→ Fragmento del documento
-----
Aunque siempre se disculpara por rozar de refilón al inigualable José González Castillo, por aquella mezcla rara de pizpireta que trajera la poesía del Quartier —más que barrio, digamos rioba—  y francesita que soñaba con Des Grieux sin hallar a su Duval para morirse en París bien Dama de las Camelias-Margarita Gauthier.

Una pena, porque su Griseta, tango romanza sin canyengue y tragicomedia en broma, mucho más lo celebraría esa engolada especie de frecuentar boliches y tutearse con trasnochadores conocidos, para parlotear luego por su cuenta sobre cada misterio de la madrugada, lo recóndito de cualquier nostalgia y atribuirse ser compadre de los duendes oníricos del vino.

Esos nocturnos líderes de Buenos Aires, tan profanos de cualquier apretujón madrugante por no llegar tarde al laburo ni de los  apremios a las pibas fabriqueras que cruzan la plaza de Lanús a las cinco de la mañana a veces cuando hace un frío que ni te cuento. Algo que comprendiera el Mingo, periodista especializado que nunca vivió engrupido de ser un laburador condenado a bailar siempre con el enemigo, por decir algo, pero a quien agarrarlo malparado para discutir con él cómo somos los naturales de esta comarca resulta más difícil que recular en chancletas.

Porque este insigne de por aquí, sin jugarla de héroe ni matarse por valores que vaya uno a saber, al sentirse del lado de la razón se prende contra cualquiera de los engreídos referentes que por memorizar ante cámaras un incierto ideario de los argentinos, al fin nos repiten la misma patraña que recitaron sus abuelos tiempo atrás —que en la dinámica actual es una eternidad o masomenos…

Y como nuestro hombre curte cierta mala leche por leer, ligó en un libro de un gomía común cómo por 1874 una partida de milicos iba de trote parejo tras el matrero Juan Moreira: "recién despuntaba la mitad del otoño, fin de abril, y en la cuneta de la casa de putas Café Pompadour aún brillaban los cristalitos de la escarcha. Buena señal si uno pretende un invierno llovedor… Si amigo, le dije Café Pompadour; y es que ya nos venía de antes nuestra pretensión de ser extranjeros…"
 
La calentura franchute por el tango existió, no es broma, y semejante fiebre no quedó encerrada en los cabarutes de París (donde por 1920 Ricardo Güiraldes —el mismo del Segundo Sombra— que por ahí lucía dotes de bailarìn pero minga de milonguero, según lo calificara el Mingo), también se expandió por salones, bares,  teatros y los grandes hoteles de moda.
-----
→ Lista del material
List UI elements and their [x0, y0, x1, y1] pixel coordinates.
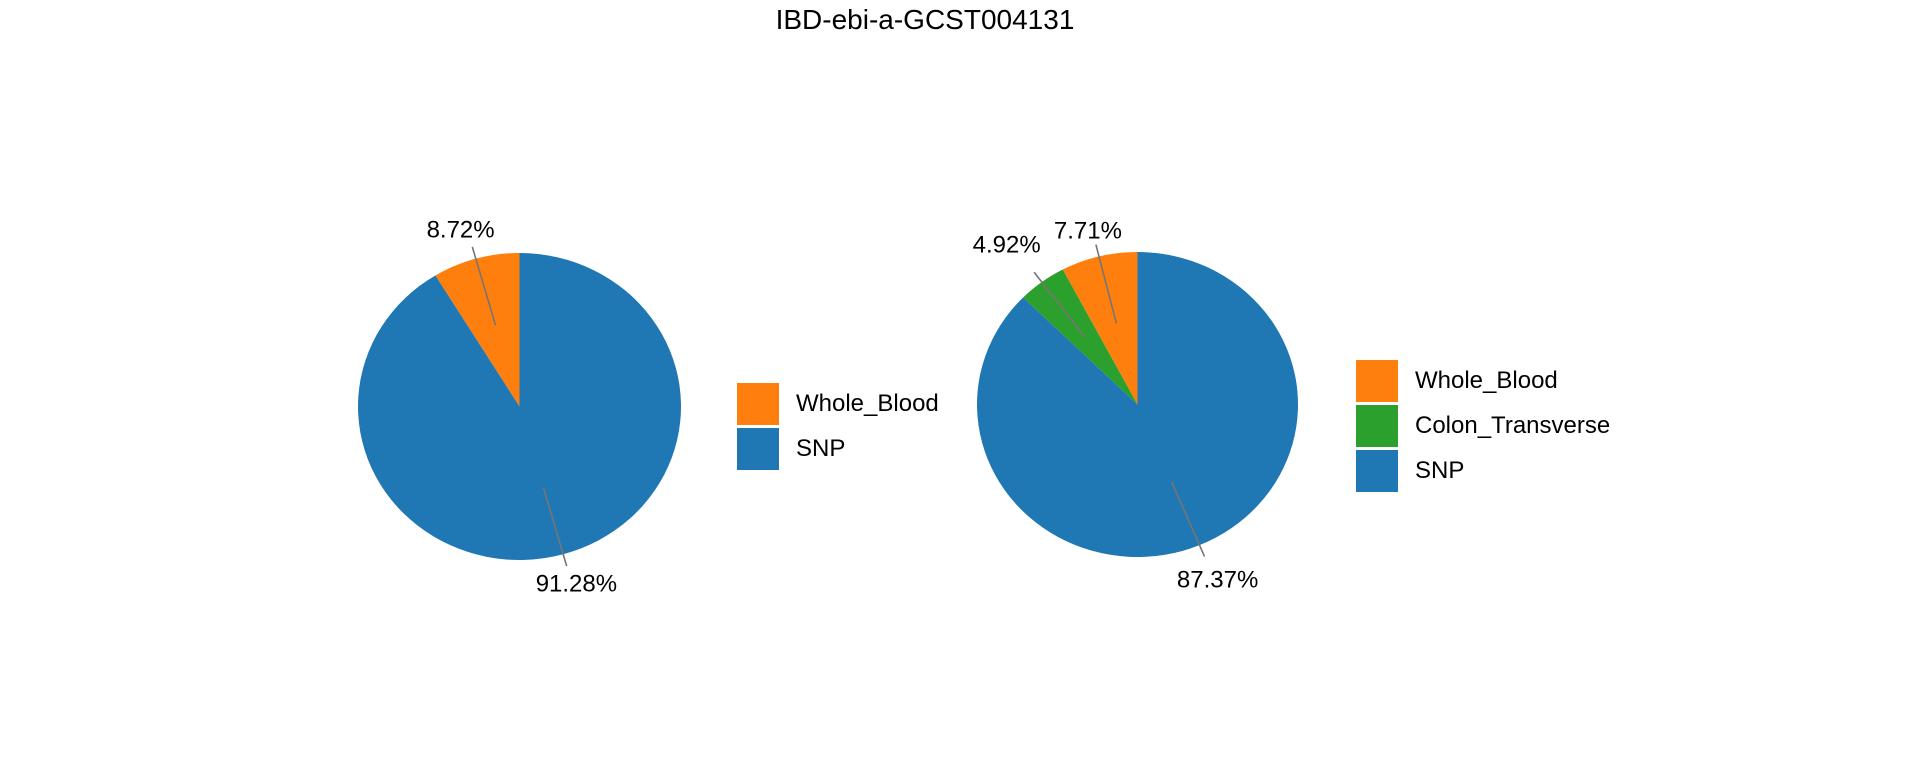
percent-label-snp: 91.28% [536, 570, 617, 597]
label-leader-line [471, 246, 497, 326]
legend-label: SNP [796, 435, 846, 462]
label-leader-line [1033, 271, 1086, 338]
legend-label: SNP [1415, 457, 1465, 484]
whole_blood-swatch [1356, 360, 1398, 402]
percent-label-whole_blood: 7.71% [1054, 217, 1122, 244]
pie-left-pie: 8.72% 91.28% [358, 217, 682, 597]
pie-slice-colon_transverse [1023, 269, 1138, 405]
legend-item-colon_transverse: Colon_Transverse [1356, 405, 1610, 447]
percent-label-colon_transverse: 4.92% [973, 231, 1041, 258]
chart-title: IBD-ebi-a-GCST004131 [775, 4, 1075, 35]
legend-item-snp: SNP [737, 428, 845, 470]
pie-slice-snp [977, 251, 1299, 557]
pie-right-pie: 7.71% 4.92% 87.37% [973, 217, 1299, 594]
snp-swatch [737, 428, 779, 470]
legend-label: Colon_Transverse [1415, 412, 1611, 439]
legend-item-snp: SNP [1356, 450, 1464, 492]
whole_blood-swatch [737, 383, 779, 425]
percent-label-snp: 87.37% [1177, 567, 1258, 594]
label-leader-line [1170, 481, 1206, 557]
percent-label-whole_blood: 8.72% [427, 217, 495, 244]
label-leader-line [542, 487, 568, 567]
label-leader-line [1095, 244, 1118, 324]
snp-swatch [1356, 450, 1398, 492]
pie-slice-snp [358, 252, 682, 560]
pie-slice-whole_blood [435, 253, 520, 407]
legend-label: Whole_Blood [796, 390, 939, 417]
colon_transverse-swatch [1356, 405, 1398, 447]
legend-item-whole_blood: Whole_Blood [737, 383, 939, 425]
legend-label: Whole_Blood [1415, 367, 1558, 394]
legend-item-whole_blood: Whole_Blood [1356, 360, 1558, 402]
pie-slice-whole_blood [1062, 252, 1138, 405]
-----
→ Lista de tareas
- 1) Indica si cada afirmación coincide con el fragmento sobre el tango, respondiendo sí o no y citando las palabras del fragmento que lo deciden: (a) el Mingo es periodista especializado; (b) la partida de milicos seguía a Juan Moreira por 1874; (c) la fiebre por el tango quedó encerrada en los cabarets de París.
- 2) Según el fragmento sobre el tango, ¿a qué hora cruzan a veces las pibas fabriqueras la plaza de Lanús?
- 3) Prolonga el fragmento sobre el tango a partir de donde termina.

→ Respuestas
- 1)
(a) Sí: "el Mingo, periodista especializado".
(b) Sí: "cómo por 1874 una partida de milicos iba de trote parejo tras el matrero Juan Moreira".
(c) No: "semejante fiebre no quedó encerrada en los cabarutes de París".

- 2) A las cinco de la mañana.

- 3)
Al menos eso le contara al Echeverri don Francisco Canaro —sus músicos debieron tocar vestidos de gaucho por 1925— que actuara en los salones parisinos más costosos con clientes como Rodolfo Valentino, que no aprendió a bailar el tango ni apretado por la cana, y distinto al violinista Jascha Heifetz que se la rebuscaba bastante bien. Sí, el fenómeno duró años y en El Garrón, local de un argentino que se volviera por el año cuarenta, luego que cerraban los dáncings  conocidos y caros seguía abierto hasta el amanecer.

Y quiérase o no  esta aceptación francesa por el tango llegó con tanta fuerza a Buenos Aires que escandalizó la selecta revista El Hogar antes de 1920, al publicar que "los porteños decentes de la buena sociedad se preocupaban porque temían que París nos quisiera imponer el tango argentino". Y serían muy pelotudos para ignorar que esa música era habitual en todo sainete teatral de Buenos Aires que entonces disponían el éxito popular de los tangos con letra, y en cada presentación era infaltable que el primer acto transcurriera en un conventillo de nuestro arrabal y el siguiente en un cabaret de París. Historia pura.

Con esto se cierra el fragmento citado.